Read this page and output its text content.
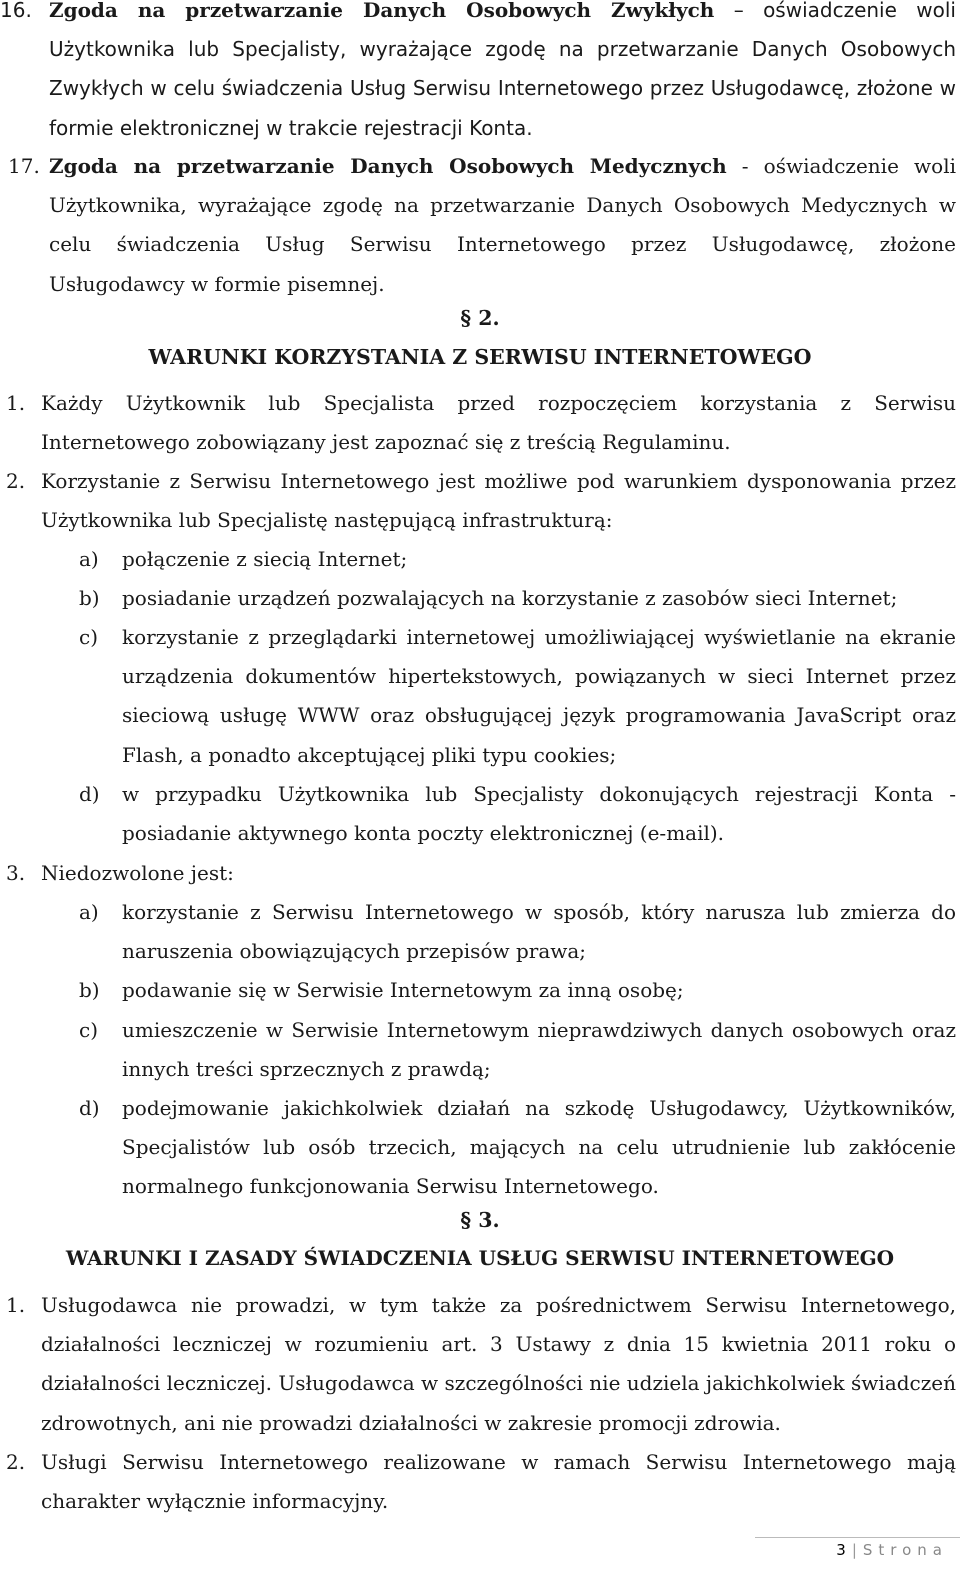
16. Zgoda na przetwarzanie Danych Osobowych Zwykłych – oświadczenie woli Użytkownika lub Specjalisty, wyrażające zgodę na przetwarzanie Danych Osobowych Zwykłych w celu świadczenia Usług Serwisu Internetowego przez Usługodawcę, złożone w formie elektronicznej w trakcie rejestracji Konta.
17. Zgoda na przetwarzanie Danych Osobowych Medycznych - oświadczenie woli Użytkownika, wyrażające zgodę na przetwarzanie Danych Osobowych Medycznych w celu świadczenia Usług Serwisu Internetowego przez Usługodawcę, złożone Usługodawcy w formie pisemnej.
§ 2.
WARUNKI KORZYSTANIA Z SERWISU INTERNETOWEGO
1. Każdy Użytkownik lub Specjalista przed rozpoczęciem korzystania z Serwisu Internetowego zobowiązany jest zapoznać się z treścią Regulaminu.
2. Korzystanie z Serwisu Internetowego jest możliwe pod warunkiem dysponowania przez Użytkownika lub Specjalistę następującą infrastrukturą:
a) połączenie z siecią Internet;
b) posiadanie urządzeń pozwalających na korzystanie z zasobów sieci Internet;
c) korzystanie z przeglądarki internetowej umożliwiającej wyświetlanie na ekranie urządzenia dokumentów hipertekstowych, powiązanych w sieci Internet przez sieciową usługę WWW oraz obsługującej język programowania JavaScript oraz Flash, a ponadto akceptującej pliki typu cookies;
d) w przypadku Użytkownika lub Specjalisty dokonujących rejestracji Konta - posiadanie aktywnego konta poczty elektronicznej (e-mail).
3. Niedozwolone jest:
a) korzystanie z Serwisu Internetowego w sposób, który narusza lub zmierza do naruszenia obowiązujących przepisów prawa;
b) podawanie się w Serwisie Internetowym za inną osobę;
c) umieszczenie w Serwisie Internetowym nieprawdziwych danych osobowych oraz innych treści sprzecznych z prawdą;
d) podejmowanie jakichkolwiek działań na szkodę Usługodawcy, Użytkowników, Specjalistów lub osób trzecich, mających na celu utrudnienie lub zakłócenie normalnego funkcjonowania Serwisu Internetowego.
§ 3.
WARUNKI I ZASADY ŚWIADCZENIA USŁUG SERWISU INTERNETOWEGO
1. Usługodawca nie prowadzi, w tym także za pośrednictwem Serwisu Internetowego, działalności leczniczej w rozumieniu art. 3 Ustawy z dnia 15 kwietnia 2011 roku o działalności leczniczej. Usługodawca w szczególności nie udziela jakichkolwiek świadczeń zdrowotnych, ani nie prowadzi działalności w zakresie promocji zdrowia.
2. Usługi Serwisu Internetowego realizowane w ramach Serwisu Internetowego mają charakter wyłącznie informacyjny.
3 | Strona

------------------------------

What is required: In the records above, find the lines containing "posiadanie" and copy them.

Solution to the problem:
b) posiadanie urządzeń pozwalających na korzystanie z zasobów sieci Internet;
d) w przypadku Użytkownika lub Specjalisty dokonujących rejestracji Konta - posiadanie aktywnego konta poczty elektronicznej (e-mail).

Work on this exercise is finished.